Work required: Go through the records and copy each line where the word "Outils" occurs.

— BEGIN Dataset records —

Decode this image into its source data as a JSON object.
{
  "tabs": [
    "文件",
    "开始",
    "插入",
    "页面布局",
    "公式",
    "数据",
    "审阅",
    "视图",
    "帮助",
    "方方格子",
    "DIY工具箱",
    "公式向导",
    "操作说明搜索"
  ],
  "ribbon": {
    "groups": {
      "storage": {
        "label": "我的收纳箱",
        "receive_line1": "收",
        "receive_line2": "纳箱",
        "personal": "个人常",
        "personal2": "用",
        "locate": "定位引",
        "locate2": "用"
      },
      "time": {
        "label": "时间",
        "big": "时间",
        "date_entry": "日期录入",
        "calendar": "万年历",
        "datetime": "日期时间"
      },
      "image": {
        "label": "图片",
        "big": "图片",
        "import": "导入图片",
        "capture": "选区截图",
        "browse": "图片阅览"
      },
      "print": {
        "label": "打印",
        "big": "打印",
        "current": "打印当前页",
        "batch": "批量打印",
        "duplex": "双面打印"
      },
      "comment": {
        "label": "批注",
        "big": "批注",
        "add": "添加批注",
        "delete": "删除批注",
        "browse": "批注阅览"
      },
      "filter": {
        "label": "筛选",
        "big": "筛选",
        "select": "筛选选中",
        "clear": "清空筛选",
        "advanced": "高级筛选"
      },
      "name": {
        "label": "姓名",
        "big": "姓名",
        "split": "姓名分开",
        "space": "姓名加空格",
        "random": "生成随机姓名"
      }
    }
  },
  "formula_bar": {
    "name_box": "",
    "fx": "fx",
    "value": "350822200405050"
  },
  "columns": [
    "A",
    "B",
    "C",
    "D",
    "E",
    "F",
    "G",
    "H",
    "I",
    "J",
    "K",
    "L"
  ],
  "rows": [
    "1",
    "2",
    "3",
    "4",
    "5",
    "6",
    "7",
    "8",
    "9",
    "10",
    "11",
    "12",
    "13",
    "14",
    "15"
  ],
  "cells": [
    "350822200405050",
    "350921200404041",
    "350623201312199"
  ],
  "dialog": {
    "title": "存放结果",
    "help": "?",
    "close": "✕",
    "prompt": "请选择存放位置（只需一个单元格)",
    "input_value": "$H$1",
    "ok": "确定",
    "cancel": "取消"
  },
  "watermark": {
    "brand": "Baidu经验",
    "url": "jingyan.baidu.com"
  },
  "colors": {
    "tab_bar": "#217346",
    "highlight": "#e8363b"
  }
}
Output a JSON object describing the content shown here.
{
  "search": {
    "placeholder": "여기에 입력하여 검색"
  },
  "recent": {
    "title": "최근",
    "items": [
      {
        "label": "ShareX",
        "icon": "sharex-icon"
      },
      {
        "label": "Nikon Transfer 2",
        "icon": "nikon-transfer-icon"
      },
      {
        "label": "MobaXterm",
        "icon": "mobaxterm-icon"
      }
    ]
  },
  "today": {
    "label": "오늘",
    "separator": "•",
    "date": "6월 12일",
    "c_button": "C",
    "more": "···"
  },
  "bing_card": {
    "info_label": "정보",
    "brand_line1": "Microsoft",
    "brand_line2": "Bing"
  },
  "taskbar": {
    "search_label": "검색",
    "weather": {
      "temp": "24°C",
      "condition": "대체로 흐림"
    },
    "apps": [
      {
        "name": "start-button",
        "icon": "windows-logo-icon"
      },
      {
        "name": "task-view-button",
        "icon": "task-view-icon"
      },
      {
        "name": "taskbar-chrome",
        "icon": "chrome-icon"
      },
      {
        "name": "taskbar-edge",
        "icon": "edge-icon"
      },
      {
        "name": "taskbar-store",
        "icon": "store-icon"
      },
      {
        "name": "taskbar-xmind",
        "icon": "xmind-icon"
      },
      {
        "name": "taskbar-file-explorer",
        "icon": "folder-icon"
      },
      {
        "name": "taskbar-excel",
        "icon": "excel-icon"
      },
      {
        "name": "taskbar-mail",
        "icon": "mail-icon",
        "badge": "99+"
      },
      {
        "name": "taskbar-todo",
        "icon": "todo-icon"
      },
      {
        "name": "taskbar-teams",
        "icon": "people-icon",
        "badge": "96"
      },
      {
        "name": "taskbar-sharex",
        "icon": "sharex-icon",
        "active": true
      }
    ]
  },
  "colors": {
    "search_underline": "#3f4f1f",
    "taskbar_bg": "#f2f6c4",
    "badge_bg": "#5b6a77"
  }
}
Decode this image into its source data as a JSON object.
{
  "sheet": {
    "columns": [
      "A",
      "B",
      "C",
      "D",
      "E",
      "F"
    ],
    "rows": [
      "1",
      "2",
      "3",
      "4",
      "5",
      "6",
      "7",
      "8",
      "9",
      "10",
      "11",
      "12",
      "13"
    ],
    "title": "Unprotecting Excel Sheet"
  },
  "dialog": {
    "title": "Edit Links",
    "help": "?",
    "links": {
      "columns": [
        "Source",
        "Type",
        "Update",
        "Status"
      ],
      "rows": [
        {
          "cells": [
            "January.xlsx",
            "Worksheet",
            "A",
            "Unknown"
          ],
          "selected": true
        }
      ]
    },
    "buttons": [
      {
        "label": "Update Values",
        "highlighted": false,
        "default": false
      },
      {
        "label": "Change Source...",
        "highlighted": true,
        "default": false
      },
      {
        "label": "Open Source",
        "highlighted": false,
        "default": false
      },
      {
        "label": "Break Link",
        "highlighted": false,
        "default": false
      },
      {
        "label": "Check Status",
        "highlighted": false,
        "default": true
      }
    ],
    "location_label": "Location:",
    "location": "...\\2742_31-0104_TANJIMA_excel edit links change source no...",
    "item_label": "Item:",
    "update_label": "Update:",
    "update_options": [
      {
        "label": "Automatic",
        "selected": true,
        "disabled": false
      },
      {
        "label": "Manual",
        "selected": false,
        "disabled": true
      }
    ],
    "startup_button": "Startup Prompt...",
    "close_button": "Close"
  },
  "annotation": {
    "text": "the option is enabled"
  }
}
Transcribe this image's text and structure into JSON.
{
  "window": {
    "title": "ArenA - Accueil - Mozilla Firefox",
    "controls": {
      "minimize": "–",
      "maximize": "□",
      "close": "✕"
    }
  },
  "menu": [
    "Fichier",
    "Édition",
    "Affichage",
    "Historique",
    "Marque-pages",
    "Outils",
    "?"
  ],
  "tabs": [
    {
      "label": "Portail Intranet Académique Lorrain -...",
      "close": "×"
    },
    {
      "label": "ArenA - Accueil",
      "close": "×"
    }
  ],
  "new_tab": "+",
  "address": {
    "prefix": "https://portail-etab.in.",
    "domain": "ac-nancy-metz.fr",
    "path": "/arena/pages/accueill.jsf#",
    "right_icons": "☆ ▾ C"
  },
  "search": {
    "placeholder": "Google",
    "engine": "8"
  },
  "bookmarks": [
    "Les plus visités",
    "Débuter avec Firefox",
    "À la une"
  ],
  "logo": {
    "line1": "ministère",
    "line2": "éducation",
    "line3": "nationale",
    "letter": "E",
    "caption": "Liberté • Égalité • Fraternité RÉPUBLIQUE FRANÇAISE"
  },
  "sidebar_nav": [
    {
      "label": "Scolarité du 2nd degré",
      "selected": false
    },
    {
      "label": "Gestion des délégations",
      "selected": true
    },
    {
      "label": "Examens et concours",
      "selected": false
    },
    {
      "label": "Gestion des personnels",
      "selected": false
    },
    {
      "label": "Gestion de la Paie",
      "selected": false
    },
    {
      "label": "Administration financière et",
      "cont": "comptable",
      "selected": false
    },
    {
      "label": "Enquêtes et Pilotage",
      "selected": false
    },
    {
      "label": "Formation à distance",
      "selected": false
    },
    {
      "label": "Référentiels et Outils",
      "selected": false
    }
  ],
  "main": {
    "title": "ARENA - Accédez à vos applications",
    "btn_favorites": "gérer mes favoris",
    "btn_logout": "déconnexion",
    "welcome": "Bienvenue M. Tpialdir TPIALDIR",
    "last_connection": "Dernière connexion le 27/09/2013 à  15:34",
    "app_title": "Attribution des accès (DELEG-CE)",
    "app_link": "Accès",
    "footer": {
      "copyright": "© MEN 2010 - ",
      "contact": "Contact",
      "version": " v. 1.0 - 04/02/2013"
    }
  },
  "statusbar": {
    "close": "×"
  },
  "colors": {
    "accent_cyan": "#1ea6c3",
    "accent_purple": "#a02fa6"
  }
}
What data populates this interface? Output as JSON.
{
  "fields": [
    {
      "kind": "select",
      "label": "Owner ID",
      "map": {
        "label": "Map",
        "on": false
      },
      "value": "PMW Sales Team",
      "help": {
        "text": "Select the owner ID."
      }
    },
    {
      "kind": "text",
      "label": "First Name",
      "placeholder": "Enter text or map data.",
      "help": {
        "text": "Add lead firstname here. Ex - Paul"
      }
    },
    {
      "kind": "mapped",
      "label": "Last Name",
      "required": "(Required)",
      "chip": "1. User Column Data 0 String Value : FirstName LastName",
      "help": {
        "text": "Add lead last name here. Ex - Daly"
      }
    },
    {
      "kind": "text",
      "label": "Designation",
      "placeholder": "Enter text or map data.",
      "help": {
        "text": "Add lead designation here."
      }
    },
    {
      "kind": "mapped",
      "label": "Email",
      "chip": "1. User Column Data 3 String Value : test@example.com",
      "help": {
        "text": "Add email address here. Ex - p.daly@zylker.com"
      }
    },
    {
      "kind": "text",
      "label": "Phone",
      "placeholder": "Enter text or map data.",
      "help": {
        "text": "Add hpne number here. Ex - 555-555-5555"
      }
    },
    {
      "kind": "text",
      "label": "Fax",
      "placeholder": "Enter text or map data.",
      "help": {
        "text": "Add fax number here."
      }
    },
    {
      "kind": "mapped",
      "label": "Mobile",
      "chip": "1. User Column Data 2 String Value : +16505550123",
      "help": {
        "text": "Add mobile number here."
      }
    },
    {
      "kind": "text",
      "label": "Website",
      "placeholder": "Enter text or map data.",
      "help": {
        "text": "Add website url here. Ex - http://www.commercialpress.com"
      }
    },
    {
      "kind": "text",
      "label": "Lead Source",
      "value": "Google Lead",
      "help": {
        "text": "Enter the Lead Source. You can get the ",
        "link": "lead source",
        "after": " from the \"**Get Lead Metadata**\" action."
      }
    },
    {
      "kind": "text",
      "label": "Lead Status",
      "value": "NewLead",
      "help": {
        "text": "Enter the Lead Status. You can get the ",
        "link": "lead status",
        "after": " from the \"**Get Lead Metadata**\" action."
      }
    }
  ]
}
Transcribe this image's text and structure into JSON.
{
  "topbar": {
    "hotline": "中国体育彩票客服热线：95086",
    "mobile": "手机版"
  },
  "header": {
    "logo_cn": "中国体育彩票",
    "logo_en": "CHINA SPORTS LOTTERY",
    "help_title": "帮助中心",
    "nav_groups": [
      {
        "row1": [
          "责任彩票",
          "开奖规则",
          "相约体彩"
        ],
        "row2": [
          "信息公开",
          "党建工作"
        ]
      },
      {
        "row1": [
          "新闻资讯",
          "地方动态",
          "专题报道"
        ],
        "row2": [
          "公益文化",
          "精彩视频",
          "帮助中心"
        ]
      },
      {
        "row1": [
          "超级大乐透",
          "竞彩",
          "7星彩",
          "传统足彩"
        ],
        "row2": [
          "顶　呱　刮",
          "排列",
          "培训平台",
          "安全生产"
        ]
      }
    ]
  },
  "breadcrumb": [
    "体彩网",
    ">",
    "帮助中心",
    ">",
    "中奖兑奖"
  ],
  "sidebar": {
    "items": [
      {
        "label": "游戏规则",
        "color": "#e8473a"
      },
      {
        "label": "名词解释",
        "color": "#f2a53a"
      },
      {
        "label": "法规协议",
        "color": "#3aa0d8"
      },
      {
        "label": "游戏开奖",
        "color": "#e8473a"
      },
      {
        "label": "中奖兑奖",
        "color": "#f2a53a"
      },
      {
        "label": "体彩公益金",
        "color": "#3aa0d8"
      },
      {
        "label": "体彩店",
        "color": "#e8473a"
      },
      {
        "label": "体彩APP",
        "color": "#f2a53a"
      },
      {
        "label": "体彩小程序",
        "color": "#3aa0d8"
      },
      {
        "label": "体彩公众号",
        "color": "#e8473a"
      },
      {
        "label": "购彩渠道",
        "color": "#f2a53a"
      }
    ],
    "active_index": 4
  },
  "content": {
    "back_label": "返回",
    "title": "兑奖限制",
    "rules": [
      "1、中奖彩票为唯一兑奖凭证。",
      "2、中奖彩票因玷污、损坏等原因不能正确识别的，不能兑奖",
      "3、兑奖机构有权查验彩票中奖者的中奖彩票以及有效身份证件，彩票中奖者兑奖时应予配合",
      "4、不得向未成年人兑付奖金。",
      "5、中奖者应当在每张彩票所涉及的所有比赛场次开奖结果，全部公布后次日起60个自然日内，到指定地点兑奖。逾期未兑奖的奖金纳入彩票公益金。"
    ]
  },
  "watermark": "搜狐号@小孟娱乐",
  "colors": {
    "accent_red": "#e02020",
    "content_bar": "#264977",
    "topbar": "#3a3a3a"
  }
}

— END Dataset records —

Correct response:
    "Outils",
      "label": "Référentiels et Outils",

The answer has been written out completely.